***** Dataset extract

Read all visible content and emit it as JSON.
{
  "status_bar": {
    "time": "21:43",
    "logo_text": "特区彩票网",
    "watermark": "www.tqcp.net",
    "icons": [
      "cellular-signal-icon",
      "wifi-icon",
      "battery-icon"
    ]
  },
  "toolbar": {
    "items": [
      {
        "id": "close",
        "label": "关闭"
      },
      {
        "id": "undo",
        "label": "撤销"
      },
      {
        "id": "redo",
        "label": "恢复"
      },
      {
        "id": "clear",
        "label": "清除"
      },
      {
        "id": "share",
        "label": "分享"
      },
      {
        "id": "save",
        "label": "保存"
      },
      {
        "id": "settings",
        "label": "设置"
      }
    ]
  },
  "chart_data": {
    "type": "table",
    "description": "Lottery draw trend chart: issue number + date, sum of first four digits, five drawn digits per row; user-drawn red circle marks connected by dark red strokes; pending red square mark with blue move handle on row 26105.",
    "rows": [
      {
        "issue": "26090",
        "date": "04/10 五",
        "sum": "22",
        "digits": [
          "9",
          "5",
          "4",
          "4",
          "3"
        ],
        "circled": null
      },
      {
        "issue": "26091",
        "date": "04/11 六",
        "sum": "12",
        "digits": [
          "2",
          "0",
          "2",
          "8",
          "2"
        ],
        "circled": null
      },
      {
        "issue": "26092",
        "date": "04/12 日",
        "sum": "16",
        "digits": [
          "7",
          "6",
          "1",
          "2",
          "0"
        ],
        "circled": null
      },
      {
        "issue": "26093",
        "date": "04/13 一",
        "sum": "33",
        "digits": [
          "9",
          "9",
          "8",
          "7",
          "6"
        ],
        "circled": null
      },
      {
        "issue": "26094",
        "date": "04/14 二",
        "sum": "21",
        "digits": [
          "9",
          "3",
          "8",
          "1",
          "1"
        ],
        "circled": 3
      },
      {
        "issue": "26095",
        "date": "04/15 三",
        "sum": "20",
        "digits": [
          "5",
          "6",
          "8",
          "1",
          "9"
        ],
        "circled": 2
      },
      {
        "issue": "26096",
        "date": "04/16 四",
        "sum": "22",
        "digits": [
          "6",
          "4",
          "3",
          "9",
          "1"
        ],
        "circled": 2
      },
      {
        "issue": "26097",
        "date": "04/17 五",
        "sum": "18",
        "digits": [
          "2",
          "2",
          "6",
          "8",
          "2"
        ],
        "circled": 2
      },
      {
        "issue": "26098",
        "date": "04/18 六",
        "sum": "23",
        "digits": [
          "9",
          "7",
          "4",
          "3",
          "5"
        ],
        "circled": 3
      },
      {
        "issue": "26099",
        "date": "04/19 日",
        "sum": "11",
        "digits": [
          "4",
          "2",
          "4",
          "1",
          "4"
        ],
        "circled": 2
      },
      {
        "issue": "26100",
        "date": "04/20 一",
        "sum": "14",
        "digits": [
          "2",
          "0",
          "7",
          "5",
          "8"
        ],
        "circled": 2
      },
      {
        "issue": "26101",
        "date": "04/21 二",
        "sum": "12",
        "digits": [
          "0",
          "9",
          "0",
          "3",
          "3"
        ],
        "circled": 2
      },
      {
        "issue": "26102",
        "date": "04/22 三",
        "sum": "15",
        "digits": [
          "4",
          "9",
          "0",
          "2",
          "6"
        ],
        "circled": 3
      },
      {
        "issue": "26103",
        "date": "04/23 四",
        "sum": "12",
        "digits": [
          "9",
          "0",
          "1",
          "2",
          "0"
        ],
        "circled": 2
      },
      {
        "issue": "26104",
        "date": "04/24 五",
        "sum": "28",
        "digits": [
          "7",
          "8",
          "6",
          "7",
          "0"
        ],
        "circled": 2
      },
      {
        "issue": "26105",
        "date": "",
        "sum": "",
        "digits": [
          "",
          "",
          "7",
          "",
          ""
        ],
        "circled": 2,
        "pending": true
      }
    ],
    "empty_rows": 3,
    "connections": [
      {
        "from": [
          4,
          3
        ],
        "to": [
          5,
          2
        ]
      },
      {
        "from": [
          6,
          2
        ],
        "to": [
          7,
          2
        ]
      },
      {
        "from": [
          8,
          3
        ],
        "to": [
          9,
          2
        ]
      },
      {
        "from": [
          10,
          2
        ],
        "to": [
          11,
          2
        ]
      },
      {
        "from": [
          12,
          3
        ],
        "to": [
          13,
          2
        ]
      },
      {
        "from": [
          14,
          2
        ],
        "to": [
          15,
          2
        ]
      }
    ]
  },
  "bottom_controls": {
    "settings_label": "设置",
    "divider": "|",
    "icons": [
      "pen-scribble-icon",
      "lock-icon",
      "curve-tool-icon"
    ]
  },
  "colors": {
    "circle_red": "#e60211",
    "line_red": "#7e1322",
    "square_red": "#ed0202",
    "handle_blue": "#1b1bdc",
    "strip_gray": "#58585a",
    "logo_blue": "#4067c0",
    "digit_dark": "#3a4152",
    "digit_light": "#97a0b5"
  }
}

**********

**Problem:**
From the records above, please extract every line and repeat it exactly.

**Exercise solution:**
Read all visible content and emit it as JSON.
{
  "status_bar": {
    "time": "21:43",
    "logo_text": "特区彩票网",
    "watermark": "www.tqcp.net",
    "icons": [
      "cellular-signal-icon",
      "wifi-icon",
      "battery-icon"
    ]
  },
  "toolbar": {
    "items": [
      {
        "id": "close",
        "label": "关闭"
      },
      {
        "id": "undo",
        "label": "撤销"
      },
      {
        "id": "redo",
        "label": "恢复"
      },
      {
        "id": "clear",
        "label": "清除"
      },
      {
        "id": "share",
        "label": "分享"
      },
      {
        "id": "save",
        "label": "保存"
      },
      {
        "id": "settings",
        "label": "设置"
      }
    ]
  },
  "chart_data": {
    "type": "table",
    "description": "Lottery draw trend chart: issue number + date, sum of first four digits, five drawn digits per row; user-drawn red circle marks connected by dark red strokes; pending red square mark with blue move handle on row 26105.",
    "rows": [
      {
        "issue": "26090",
        "date": "04/10 五",
        "sum": "22",
        "digits": [
          "9",
          "5",
          "4",
          "4",
          "3"
        ],
        "circled": null
      },
      {
        "issue": "26091",
        "date": "04/11 六",
        "sum": "12",
        "digits": [
          "2",
          "0",
          "2",
          "8",
          "2"
        ],
        "circled": null
      },
      {
        "issue": "26092",
        "date": "04/12 日",
        "sum": "16",
        "digits": [
          "7",
          "6",
          "1",
          "2",
          "0"
        ],
        "circled": null
      },
      {
        "issue": "26093",
        "date": "04/13 一",
        "sum": "33",
        "digits": [
          "9",
          "9",
          "8",
          "7",
          "6"
        ],
        "circled": null
      },
      {
        "issue": "26094",
        "date": "04/14 二",
        "sum": "21",
        "digits": [
          "9",
          "3",
          "8",
          "1",
          "1"
        ],
        "circled": 3
      },
      {
        "issue": "26095",
        "date": "04/15 三",
        "sum": "20",
        "digits": [
          "5",
          "6",
          "8",
          "1",
          "9"
        ],
        "circled": 2
      },
      {
        "issue": "26096",
        "date": "04/16 四",
        "sum": "22",
        "digits": [
          "6",
          "4",
          "3",
          "9",
          "1"
        ],
        "circled": 2
      },
      {
        "issue": "26097",
        "date": "04/17 五",
        "sum": "18",
        "digits": [
          "2",
          "2",
          "6",
          "8",
          "2"
        ],
        "circled": 2
      },
      {
        "issue": "26098",
        "date": "04/18 六",
        "sum": "23",
        "digits": [
          "9",
          "7",
          "4",
          "3",
          "5"
        ],
        "circled": 3
      },
      {
        "issue": "26099",
        "date": "04/19 日",
        "sum": "11",
        "digits": [
          "4",
          "2",
          "4",
          "1",
          "4"
        ],
        "circled": 2
      },
      {
        "issue": "26100",
        "date": "04/20 一",
        "sum": "14",
        "digits": [
          "2",
          "0",
          "7",
          "5",
          "8"
        ],
        "circled": 2
      },
      {
        "issue": "26101",
        "date": "04/21 二",
        "sum": "12",
        "digits": [
          "0",
          "9",
          "0",
          "3",
          "3"
        ],
        "circled": 2
      },
      {
        "issue": "26102",
        "date": "04/22 三",
        "sum": "15",
        "digits": [
          "4",
          "9",
          "0",
          "2",
          "6"
        ],
        "circled": 3
      },
      {
        "issue": "26103",
        "date": "04/23 四",
        "sum": "12",
        "digits": [
          "9",
          "0",
          "1",
          "2",
          "0"
        ],
        "circled": 2
      },
      {
        "issue": "26104",
        "date": "04/24 五",
        "sum": "28",
        "digits": [
          "7",
          "8",
          "6",
          "7",
          "0"
        ],
        "circled": 2
      },
      {
        "issue": "26105",
        "date": "",
        "sum": "",
        "digits": [
          "",
          "",
          "7",
          "",
          ""
        ],
        "circled": 2,
        "pending": true
      }
    ],
    "empty_rows": 3,
    "connections": [
      {
        "from": [
          4,
          3
        ],
        "to": [
          5,
          2
        ]
      },
      {
        "from": [
          6,
          2
        ],
        "to": [
          7,
          2
        ]
      },
      {
        "from": [
          8,
          3
        ],
        "to": [
          9,
          2
        ]
      },
      {
        "from": [
          10,
          2
        ],
        "to": [
          11,
          2
        ]
      },
      {
        "from": [
          12,
          3
        ],
        "to": [
          13,
          2
        ]
      },
      {
        "from": [
          14,
          2
        ],
        "to": [
          15,
          2
        ]
      }
    ]
  },
  "bottom_controls": {
    "settings_label": "设置",
    "divider": "|",
    "icons": [
      "pen-scribble-icon",
      "lock-icon",
      "curve-tool-icon"
    ]
  },
  "colors": {
    "circle_red": "#e60211",
    "line_red": "#7e1322",
    "square_red": "#ed0202",
    "handle_blue": "#1b1bdc",
    "strip_gray": "#58585a",
    "logo_blue": "#4067c0",
    "digit_dark": "#3a4152",
    "digit_light": "#97a0b5"
  }
}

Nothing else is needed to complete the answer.